>> Start

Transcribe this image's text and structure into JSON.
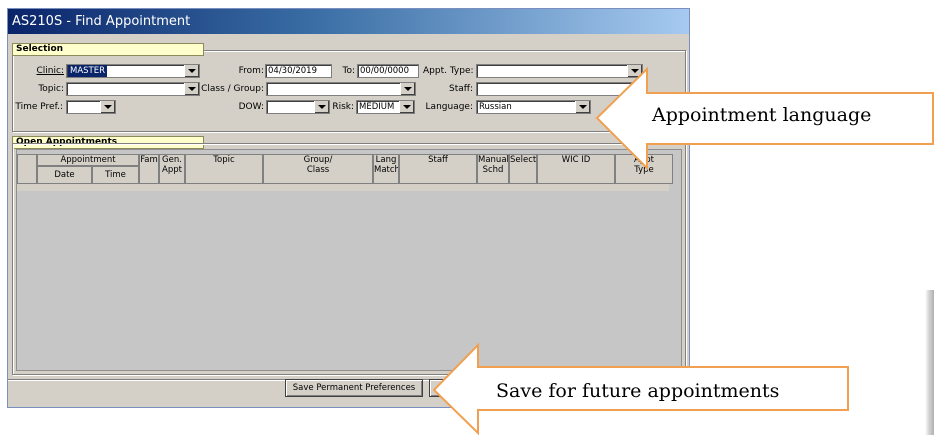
{
  "window": {
    "title": "AS210S - Find Appointment"
  },
  "selection": {
    "label": "Selection",
    "clinic": {
      "label": "Clinic:",
      "value": "MASTER"
    },
    "from": {
      "label": "From:",
      "value": "04/30/2019"
    },
    "to": {
      "label": "To:",
      "value": "00/00/0000"
    },
    "appt_type": {
      "label": "Appt. Type:",
      "value": ""
    },
    "topic": {
      "label": "Topic:",
      "value": ""
    },
    "class_group": {
      "label": "Class / Group:",
      "value": ""
    },
    "staff": {
      "label": "Staff:",
      "value": ""
    },
    "time_pref": {
      "label": "Time Pref.:",
      "value": ""
    },
    "dow": {
      "label": "DOW:",
      "value": ""
    },
    "risk": {
      "label": "Risk:",
      "value": "MEDIUM"
    },
    "language": {
      "label": "Language:",
      "value": "Russian"
    }
  },
  "open_appointments": {
    "label": "Open Appointments",
    "headers": {
      "appointment": "Appointment",
      "date": "Date",
      "time": "Time",
      "fam": "Fam",
      "gen_appt_1": "Gen.",
      "gen_appt_2": "Appt",
      "topic": "Topic",
      "group_1": "Group/",
      "group_2": "Class",
      "lang_1": "Lang",
      "lang_2": "Match",
      "staff": "Staff",
      "manual_1": "Manual",
      "manual_2": "Schd",
      "select": "Select",
      "wic_id": "WIC ID",
      "appt_type_1": "Appt",
      "appt_type_2": "Type"
    }
  },
  "footer": {
    "save_prefs": "Save Permanent Preferences"
  },
  "callouts": {
    "language": "Appointment language",
    "save": "Save for future appointments"
  }
}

>> End

> [Exercise details]
What you return should match the records above word for word, minus the pictures.

> [Worked answer]
Transcribe this image's text and structure into JSON.
{
  "window": {
    "title": "AS210S - Find Appointment"
  },
  "selection": {
    "label": "Selection",
    "clinic": {
      "label": "Clinic:",
      "value": "MASTER"
    },
    "from": {
      "label": "From:",
      "value": "04/30/2019"
    },
    "to": {
      "label": "To:",
      "value": "00/00/0000"
    },
    "appt_type": {
      "label": "Appt. Type:",
      "value": ""
    },
    "topic": {
      "label": "Topic:",
      "value": ""
    },
    "class_group": {
      "label": "Class / Group:",
      "value": ""
    },
    "staff": {
      "label": "Staff:",
      "value": ""
    },
    "time_pref": {
      "label": "Time Pref.:",
      "value": ""
    },
    "dow": {
      "label": "DOW:",
      "value": ""
    },
    "risk": {
      "label": "Risk:",
      "value": "MEDIUM"
    },
    "language": {
      "label": "Language:",
      "value": "Russian"
    }
  },
  "open_appointments": {
    "label": "Open Appointments",
    "headers": {
      "appointment": "Appointment",
      "date": "Date",
      "time": "Time",
      "fam": "Fam",
      "gen_appt_1": "Gen.",
      "gen_appt_2": "Appt",
      "topic": "Topic",
      "group_1": "Group/",
      "group_2": "Class",
      "lang_1": "Lang",
      "lang_2": "Match",
      "staff": "Staff",
      "manual_1": "Manual",
      "manual_2": "Schd",
      "select": "Select",
      "wic_id": "WIC ID",
      "appt_type_1": "Appt",
      "appt_type_2": "Type"
    }
  },
  "footer": {
    "save_prefs": "Save Permanent Preferences"
  },
  "callouts": {
    "language": "Appointment language",
    "save": "Save for future appointments"
  }
}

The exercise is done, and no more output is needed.